» REQUIREMENT:
Examine the records and identify each line that includes the string "absorption". Copy those lines.

----------------

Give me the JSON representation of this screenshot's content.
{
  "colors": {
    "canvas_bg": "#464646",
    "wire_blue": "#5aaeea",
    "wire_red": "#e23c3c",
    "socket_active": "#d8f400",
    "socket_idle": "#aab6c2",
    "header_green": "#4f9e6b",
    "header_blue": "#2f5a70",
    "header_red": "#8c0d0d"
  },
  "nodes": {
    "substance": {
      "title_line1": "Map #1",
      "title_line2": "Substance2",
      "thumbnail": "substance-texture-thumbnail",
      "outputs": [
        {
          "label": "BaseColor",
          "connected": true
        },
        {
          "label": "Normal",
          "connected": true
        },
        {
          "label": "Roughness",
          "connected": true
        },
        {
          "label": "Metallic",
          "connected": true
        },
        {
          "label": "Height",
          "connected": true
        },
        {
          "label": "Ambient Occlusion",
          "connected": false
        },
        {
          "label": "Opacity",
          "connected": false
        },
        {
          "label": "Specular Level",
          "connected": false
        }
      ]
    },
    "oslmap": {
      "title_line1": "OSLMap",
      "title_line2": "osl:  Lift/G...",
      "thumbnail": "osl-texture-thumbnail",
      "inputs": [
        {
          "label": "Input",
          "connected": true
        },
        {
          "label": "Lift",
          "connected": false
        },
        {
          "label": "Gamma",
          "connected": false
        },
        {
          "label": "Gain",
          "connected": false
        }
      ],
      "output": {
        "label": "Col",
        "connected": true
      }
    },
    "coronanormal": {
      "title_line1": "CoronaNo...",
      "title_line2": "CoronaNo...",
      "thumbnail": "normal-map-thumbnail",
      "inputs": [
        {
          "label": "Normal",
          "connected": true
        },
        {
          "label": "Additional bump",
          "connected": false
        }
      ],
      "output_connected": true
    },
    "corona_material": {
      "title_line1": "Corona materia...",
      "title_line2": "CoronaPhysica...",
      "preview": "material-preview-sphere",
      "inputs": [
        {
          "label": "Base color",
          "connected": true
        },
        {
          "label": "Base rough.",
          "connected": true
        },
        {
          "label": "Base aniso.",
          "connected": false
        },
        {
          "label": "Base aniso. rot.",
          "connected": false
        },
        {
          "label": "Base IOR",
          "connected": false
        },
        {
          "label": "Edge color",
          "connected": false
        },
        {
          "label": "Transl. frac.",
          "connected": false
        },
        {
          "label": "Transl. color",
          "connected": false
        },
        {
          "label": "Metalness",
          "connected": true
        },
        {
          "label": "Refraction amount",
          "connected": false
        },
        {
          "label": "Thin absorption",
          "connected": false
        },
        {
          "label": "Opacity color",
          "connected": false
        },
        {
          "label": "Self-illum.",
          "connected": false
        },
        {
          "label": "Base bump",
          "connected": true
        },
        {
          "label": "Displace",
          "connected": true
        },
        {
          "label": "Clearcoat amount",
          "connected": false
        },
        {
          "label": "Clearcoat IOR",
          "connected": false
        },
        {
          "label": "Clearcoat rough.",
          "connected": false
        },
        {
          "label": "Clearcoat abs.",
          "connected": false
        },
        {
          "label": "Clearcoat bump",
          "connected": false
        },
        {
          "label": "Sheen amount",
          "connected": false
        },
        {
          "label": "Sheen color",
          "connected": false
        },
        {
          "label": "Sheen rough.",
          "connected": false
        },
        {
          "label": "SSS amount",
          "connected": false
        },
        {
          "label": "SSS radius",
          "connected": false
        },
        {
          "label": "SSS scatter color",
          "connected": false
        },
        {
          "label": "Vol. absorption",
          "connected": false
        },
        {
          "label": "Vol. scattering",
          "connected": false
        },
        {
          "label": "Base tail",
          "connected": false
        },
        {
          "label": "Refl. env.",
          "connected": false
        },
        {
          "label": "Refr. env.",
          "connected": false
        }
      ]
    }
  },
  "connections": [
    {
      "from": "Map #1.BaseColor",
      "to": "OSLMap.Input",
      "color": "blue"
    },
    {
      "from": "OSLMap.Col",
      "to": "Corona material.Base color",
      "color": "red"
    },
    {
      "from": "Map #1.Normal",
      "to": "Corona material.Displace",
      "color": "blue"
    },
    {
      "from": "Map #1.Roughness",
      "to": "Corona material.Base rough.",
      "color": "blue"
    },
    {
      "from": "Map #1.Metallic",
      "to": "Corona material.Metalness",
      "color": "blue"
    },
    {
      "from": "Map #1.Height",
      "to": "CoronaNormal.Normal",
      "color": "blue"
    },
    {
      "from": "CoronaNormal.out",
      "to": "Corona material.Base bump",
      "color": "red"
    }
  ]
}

----------------

» ANSWER TO THE PROBLEM:
          "label": "Thin absorption",
          "label": "Vol. absorption",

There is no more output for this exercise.